● WORK INSTRUCTIONS
Pull out every line of the material below that contains the string "axis".

● INPUT RECORDS
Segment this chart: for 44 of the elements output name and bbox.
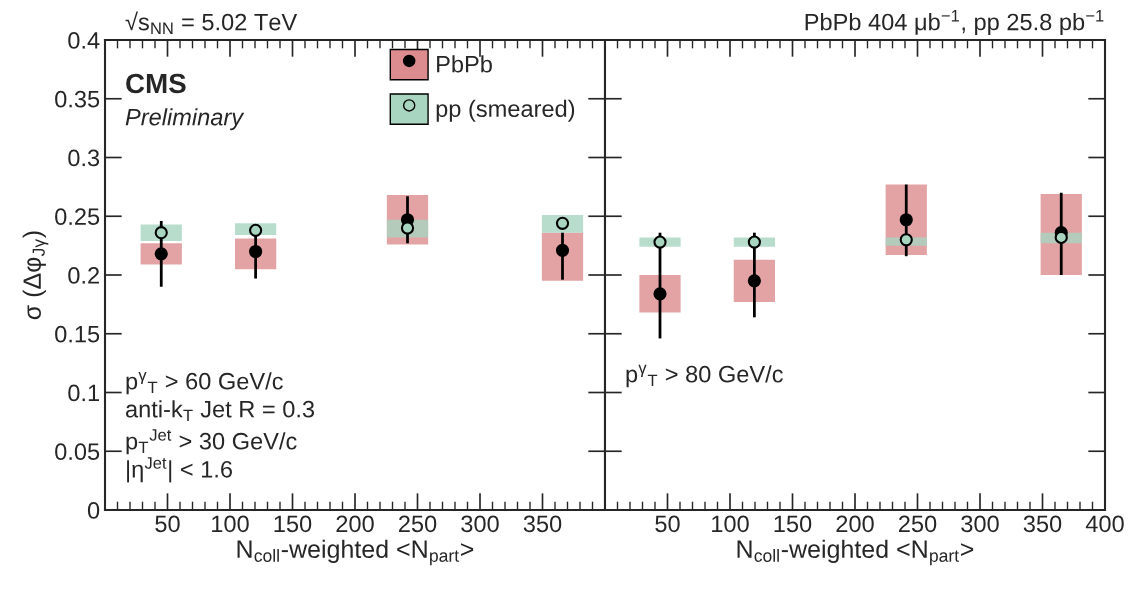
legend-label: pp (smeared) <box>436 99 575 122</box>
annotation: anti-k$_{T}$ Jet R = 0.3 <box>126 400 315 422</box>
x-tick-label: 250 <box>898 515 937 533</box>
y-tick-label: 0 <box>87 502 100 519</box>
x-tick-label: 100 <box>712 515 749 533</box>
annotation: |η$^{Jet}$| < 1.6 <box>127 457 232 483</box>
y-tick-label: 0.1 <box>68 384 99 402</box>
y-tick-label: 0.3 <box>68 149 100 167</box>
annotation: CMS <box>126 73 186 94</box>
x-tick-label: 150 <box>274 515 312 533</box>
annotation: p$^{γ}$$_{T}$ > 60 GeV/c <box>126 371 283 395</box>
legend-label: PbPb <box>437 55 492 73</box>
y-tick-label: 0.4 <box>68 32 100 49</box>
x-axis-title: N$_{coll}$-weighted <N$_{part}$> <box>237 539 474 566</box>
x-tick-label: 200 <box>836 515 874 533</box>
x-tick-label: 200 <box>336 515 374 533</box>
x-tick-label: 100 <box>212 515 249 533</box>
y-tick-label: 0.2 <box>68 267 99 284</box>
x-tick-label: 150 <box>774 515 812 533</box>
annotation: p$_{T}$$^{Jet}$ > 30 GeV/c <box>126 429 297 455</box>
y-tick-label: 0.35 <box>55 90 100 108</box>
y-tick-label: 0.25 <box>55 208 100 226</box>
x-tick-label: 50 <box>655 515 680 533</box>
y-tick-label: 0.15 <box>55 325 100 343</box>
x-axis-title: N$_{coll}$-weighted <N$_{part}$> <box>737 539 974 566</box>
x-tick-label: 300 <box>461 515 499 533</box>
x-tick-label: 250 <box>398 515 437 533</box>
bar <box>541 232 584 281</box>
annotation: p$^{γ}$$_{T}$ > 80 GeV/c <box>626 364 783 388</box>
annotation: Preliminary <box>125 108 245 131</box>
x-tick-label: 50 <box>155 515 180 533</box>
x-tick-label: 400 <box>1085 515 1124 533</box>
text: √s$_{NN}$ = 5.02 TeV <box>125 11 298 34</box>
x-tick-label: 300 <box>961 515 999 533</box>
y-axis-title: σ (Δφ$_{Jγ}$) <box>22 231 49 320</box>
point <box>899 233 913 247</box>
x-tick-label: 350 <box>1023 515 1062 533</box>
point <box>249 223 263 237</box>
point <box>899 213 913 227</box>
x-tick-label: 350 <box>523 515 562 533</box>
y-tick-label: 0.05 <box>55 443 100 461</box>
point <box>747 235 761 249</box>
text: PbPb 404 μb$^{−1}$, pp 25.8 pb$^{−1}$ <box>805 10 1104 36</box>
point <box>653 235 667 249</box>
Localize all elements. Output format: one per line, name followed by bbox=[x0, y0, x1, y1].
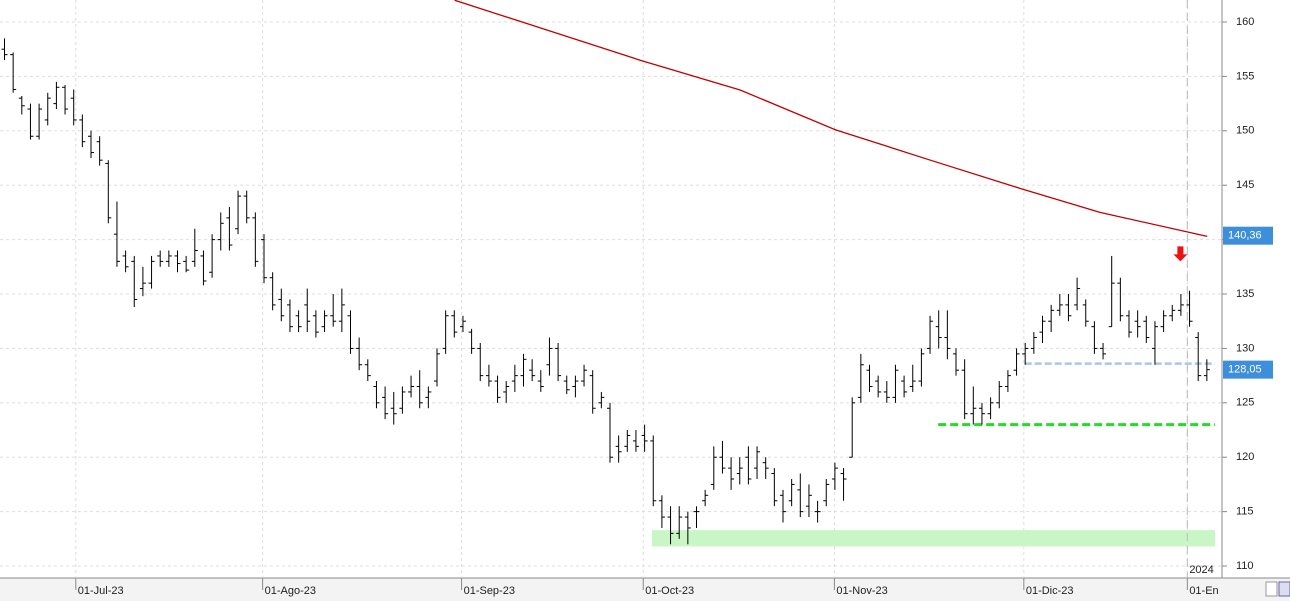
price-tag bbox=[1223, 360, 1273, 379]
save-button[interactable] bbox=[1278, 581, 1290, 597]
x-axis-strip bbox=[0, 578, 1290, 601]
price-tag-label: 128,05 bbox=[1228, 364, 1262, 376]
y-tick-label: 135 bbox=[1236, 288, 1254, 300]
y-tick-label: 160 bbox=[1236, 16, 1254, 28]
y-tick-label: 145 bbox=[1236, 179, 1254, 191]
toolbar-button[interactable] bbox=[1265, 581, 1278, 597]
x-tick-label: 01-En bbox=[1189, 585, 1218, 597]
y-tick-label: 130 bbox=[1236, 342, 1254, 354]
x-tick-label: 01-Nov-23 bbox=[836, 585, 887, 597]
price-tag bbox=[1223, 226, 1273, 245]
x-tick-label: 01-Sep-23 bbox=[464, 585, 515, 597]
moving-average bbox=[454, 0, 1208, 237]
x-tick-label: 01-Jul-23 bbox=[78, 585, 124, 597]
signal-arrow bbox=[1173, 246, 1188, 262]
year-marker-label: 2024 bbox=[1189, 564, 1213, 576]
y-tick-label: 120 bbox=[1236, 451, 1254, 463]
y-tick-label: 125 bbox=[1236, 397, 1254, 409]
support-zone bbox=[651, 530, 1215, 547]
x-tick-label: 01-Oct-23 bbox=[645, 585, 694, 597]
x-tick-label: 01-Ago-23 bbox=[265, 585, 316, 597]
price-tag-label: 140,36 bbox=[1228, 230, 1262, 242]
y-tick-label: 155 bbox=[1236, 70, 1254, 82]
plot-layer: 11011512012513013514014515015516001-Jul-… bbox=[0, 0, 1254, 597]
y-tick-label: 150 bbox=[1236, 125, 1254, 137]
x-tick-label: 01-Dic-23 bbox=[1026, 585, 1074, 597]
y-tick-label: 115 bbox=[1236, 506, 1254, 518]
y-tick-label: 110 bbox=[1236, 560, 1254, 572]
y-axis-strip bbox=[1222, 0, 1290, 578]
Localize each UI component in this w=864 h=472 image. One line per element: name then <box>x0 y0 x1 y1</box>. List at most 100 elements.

● ANSWER TO THIS EXERCISE
x-axis-title: N$_{coll}$-weighted <N$_{part}$> <box>237 539 474 566</box>
x-axis-title: N$_{coll}$-weighted <N$_{part}$> <box>737 539 974 566</box>
y-axis-title: σ (Δφ$_{Jγ}$) <box>22 231 49 320</box>
x-axis-strip bbox=[0, 578, 1290, 601]
y-axis-strip bbox=[1222, 0, 1290, 578]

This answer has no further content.